- Metin alıntısı:
------------------------

Her geçen gün kadına karşı şiddetin arttığı ve aile içi şiddetin ülkenin çok ciddi bir yarası olduğu bu günlerde; kadın cinayetlerinin önlenmesi adına çok önemli bir hukuki belge olan İstanbul Sözleşmesinin irdelenmesi ve incelenmesi gerekmektedir.
Kadınlara Yönelik Şiddet Ve Aile İçi Şiddetin Önlenmesi Ve Bunlarla Mücadeleye İlişkin Avrupa Konseyi Sözleşmesi; İstanbul’da 11.05.2011 tarihinde imzaya açılmış ve nihayetinde Sözleşme, İstanbul’da imzalanmış ve 08.03.2012 tarih ve 28227 sayılı Resmi Gazete’de yayınlanmıştır.
Resmi Gazetede yayınlanması ile birlikte 01.08.2014 tarihinde yürürlüğe girmiştir.
Sözleşmenin dayanakları
- İnsan Hakları ve Temel Özgürlüklerin Korunması Sözleşmesi
- İnsan Ticareti’ne karşı Eylem’e ilişkin Avrupa Konseyi Sözleşmesi
- Cinsel Taciz Ve Cinsel İstismar’a Karşı Çocukların Korunmasına İlişkin Avrupa Konseyi Sözleşmesi
- Kadınlara Yönelik Her Türlü Ayrımcılığın Önlenmesine İlişkin Birleşmiş Milletler Sözleşmesi
- Uluslar arası Ceza Mahkemesi’nin 2002 tarihli Roma Statüsü
Türkiye, Avrupa Konseyinde İstanbul Sözleşmesini imzalayan ve onaylayan ilk ülke olmuştur.

------------------------

- Talimat 1: İstanbul Sözleşmesi metnine göre Sözleşme hangi tarihli ve kaç sayılı Resmi Gazete'de yayımlanmıştır?
- Talimat 2: İstanbul Sözleşmesi metninde "Her geçen gün" ifadesinden "tarihinde yürürlüğe girmiştir." ifadesine kadar uzanan bölümü değiştirmeden yineleyin.

- Kayıtlar:
------------------------

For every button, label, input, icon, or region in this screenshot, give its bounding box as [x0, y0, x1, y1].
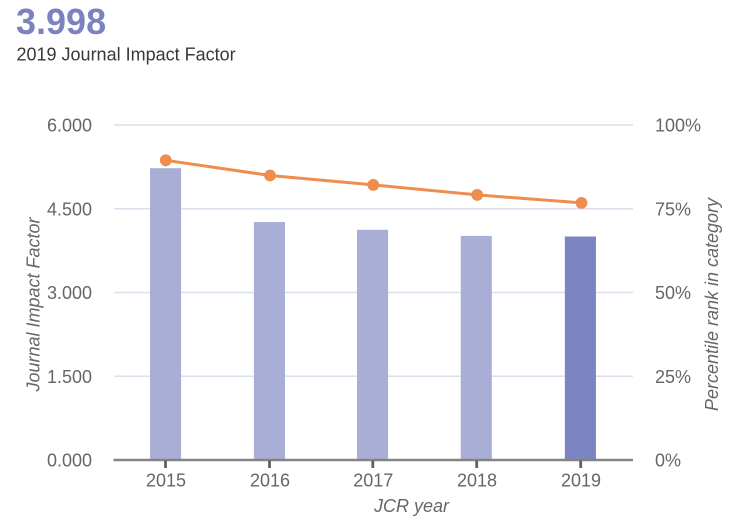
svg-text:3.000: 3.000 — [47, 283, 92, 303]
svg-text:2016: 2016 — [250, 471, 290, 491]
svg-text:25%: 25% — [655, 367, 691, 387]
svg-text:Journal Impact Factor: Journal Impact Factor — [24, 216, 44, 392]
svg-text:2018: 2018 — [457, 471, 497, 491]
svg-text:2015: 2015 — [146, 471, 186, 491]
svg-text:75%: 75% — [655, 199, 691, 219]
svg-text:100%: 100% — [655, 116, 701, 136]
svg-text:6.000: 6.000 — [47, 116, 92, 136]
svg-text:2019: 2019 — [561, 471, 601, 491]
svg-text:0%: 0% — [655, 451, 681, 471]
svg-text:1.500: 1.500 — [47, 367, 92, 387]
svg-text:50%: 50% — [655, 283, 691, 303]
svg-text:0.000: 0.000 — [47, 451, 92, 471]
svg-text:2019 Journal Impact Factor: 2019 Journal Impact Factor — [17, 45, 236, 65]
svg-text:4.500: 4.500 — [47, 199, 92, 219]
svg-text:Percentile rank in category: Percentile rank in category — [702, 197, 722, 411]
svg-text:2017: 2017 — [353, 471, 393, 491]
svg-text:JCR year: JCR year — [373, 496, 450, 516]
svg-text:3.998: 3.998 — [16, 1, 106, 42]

------------------------

- Tam yanıt 1: 08.03.2012 tarihli ve 28227 sayılı Resmi Gazete'de yayımlanmıştır.

- Tam yanıt 2:
Her geçen gün kadına karşı şiddetin arttığı ve aile içi şiddetin ülkenin çok ciddi bir yarası olduğu bu günlerde; kadın cinayetlerinin önlenmesi adına çok önemli bir hukuki belge olan İstanbul Sözleşmesinin irdelenmesi ve incelenmesi gerekmektedir.
Kadınlara Yönelik Şiddet Ve Aile İçi Şiddetin Önlenmesi Ve Bunlarla Mücadeleye İlişkin Avrupa Konseyi Sözleşmesi; İstanbul’da 11.05.2011 tarihinde imzaya açılmış ve nihayetinde Sözleşme, İstanbul’da imzalanmış ve 08.03.2012 tarih ve 28227 sayılı Resmi Gazete’de yayınlanmıştır.
Resmi Gazetede yayınlanması ile birlikte 01.08.2014 tarihinde yürürlüğe girmiştir.